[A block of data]
★ ★ ★ ★ ★ ★ ★

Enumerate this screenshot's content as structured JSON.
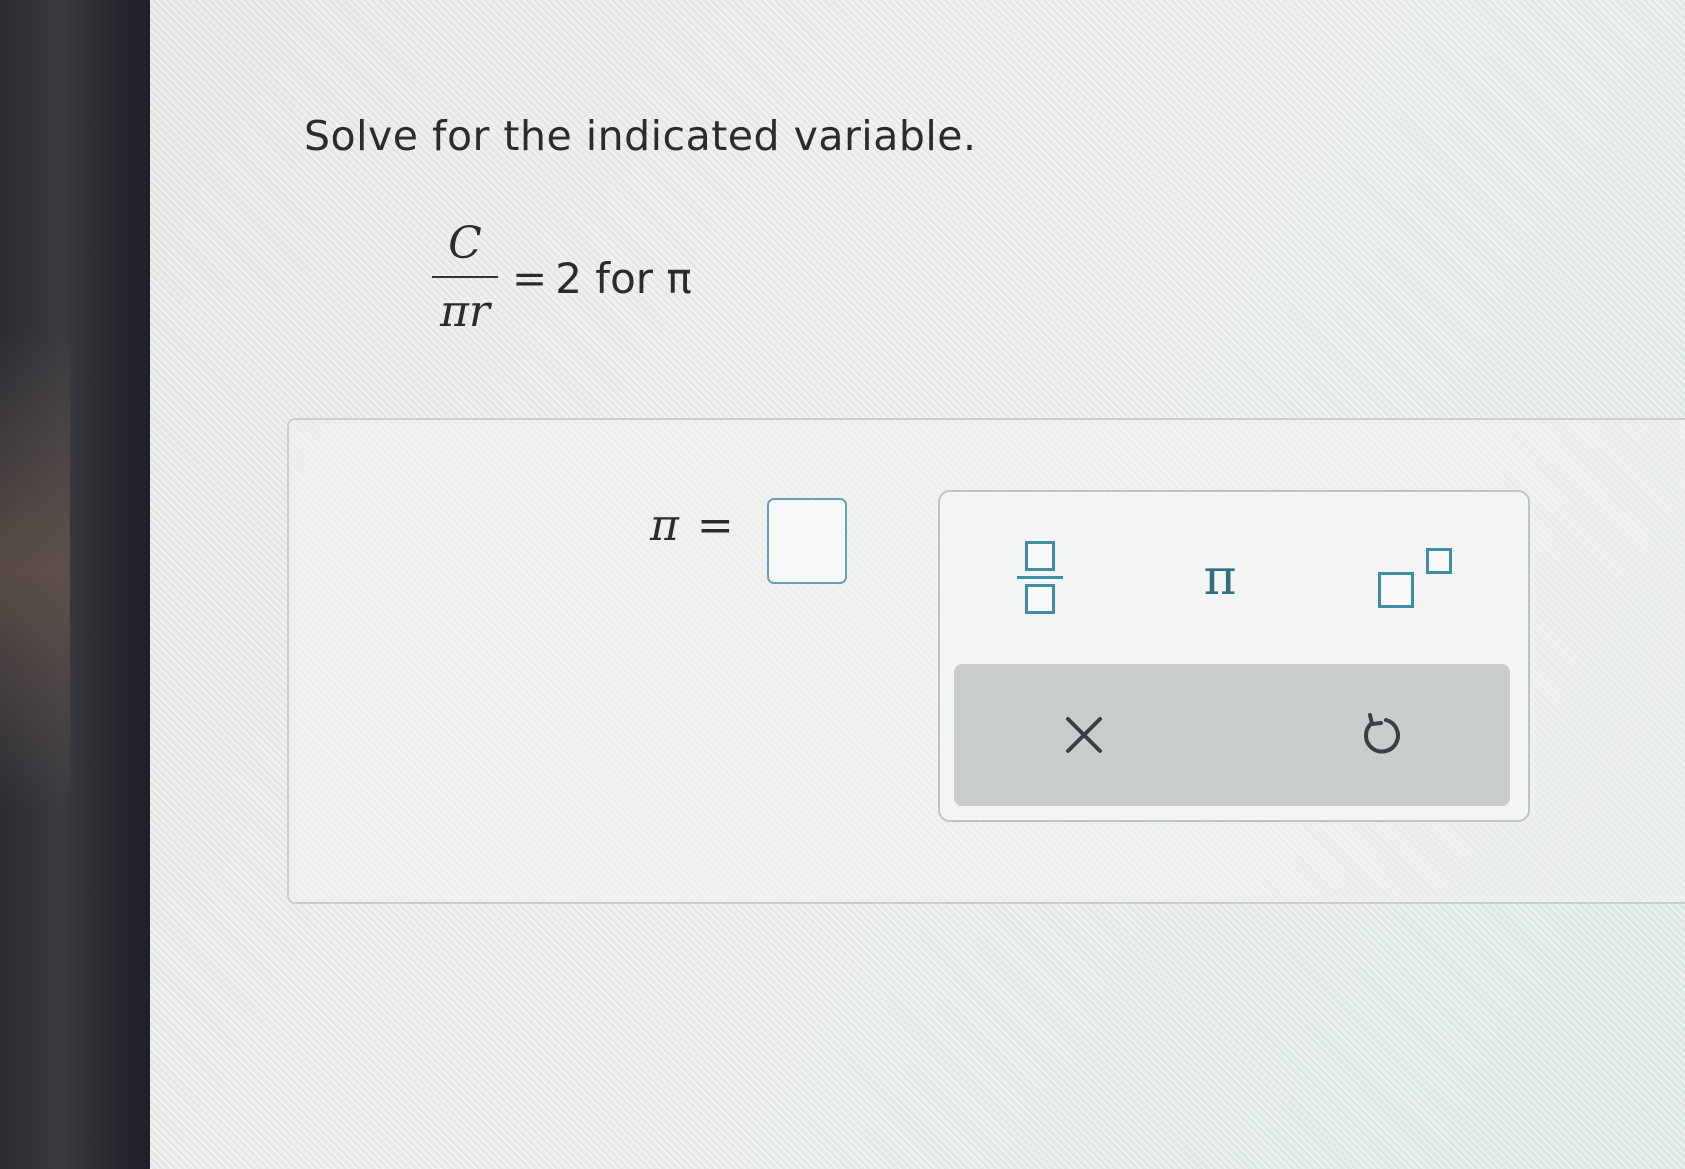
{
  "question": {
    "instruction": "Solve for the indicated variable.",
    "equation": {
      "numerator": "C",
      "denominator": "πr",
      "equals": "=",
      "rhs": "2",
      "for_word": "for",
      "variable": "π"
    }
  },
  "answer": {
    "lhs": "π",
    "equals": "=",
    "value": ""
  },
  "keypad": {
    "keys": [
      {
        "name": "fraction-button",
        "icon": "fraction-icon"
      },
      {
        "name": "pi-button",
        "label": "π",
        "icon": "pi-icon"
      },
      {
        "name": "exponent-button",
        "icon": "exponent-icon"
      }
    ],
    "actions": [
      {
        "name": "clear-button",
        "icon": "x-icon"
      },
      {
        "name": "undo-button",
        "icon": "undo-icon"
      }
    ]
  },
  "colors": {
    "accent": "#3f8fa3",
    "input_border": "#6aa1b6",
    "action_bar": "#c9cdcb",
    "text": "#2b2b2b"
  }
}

★ ★ ★ ★ ★ ★ ★

(The problem) Retype the entries word for word. Omit any images.

(Exercise result)
Enumerate this screenshot's content as structured JSON.
{
  "question": {
    "instruction": "Solve for the indicated variable.",
    "equation": {
      "numerator": "C",
      "denominator": "πr",
      "equals": "=",
      "rhs": "2",
      "for_word": "for",
      "variable": "π"
    }
  },
  "answer": {
    "lhs": "π",
    "equals": "=",
    "value": ""
  },
  "keypad": {
    "keys": [
      {
        "name": "fraction-button",
        "icon": "fraction-icon"
      },
      {
        "name": "pi-button",
        "label": "π",
        "icon": "pi-icon"
      },
      {
        "name": "exponent-button",
        "icon": "exponent-icon"
      }
    ],
    "actions": [
      {
        "name": "clear-button",
        "icon": "x-icon"
      },
      {
        "name": "undo-button",
        "icon": "undo-icon"
      }
    ]
  },
  "colors": {
    "accent": "#3f8fa3",
    "input_border": "#6aa1b6",
    "action_bar": "#c9cdcb",
    "text": "#2b2b2b"
  }
}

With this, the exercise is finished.